§ **Stated problem**
Scan the material for the word "triangle", and copy each line where it shows up.
Excerpted data start
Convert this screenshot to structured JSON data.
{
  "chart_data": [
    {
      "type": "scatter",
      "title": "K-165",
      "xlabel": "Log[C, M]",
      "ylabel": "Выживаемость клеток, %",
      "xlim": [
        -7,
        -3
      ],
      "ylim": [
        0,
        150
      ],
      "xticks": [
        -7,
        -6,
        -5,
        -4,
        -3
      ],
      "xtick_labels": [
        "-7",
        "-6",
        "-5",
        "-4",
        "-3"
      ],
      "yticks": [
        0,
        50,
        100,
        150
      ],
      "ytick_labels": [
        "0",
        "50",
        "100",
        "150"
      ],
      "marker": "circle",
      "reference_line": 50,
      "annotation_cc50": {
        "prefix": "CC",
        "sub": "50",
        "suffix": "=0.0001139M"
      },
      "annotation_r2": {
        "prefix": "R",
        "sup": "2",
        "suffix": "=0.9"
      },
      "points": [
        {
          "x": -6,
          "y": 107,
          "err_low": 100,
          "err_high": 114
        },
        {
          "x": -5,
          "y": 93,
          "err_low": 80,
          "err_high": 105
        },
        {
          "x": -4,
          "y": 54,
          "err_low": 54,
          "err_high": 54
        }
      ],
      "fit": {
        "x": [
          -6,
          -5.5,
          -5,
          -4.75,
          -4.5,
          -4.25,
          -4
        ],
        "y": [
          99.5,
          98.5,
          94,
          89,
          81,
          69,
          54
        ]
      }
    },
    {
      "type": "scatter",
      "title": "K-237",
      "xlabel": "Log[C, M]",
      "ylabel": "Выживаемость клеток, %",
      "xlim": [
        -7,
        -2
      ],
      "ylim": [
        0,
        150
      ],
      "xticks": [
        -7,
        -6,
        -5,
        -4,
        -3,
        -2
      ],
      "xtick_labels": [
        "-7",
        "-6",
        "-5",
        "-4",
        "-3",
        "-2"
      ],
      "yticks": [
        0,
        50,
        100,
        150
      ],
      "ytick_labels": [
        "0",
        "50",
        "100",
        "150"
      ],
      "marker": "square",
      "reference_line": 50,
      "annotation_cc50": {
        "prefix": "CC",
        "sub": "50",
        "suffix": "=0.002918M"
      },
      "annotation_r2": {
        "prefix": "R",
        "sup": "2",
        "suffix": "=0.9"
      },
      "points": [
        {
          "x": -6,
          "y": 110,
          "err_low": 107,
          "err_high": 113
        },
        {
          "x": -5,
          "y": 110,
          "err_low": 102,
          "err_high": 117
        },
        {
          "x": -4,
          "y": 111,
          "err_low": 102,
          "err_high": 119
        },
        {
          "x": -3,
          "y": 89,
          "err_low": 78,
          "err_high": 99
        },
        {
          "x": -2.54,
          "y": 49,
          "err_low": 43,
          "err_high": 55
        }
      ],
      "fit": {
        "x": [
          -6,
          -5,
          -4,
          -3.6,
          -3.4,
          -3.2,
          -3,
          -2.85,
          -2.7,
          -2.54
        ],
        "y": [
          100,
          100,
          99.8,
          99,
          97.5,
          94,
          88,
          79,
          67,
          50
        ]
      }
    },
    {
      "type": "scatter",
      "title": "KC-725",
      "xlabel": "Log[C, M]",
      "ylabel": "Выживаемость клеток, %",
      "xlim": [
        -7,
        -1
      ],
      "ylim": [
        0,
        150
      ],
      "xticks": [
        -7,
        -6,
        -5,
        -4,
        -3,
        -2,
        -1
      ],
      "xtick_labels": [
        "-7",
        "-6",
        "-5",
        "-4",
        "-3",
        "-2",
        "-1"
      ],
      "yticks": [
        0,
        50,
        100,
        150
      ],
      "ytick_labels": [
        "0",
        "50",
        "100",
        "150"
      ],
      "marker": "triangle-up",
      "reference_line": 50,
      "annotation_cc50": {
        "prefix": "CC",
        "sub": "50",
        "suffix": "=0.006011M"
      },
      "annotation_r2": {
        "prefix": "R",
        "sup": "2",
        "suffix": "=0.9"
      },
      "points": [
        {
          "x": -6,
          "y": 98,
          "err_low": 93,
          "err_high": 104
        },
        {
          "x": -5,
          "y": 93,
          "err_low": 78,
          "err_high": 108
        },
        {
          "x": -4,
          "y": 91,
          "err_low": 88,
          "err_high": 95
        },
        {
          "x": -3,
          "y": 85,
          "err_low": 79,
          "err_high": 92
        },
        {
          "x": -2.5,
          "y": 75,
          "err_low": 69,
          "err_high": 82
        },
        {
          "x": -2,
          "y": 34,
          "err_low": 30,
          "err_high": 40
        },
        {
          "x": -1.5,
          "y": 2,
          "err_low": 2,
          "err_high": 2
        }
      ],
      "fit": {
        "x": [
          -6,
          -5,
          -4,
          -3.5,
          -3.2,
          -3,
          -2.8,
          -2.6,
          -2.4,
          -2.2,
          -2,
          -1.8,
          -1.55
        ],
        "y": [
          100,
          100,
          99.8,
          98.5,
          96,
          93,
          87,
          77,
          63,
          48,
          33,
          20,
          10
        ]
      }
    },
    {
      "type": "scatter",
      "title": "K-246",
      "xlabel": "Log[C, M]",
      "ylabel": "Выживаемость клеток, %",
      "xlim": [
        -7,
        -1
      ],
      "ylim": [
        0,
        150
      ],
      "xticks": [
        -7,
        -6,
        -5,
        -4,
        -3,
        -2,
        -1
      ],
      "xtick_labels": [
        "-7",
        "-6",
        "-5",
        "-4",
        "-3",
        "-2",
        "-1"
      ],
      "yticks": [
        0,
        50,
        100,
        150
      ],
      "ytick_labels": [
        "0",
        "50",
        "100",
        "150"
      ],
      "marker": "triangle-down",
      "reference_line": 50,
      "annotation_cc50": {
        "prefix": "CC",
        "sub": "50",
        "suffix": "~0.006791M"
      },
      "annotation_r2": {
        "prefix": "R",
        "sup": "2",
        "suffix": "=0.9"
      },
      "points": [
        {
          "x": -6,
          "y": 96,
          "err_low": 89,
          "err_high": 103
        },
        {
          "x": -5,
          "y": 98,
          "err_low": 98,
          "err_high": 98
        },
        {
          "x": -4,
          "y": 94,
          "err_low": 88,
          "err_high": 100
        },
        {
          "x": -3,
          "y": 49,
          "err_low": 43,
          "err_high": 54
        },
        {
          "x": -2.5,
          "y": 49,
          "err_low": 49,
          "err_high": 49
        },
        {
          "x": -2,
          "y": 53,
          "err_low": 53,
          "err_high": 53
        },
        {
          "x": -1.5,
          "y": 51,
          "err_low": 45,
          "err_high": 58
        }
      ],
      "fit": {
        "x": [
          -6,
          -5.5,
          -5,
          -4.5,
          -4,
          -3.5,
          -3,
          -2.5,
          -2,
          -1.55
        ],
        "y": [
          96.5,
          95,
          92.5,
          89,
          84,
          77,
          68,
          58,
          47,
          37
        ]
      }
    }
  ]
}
Excerpted data end
§ **Task output**
      "marker": "triangle-up",
      "marker": "triangle-down",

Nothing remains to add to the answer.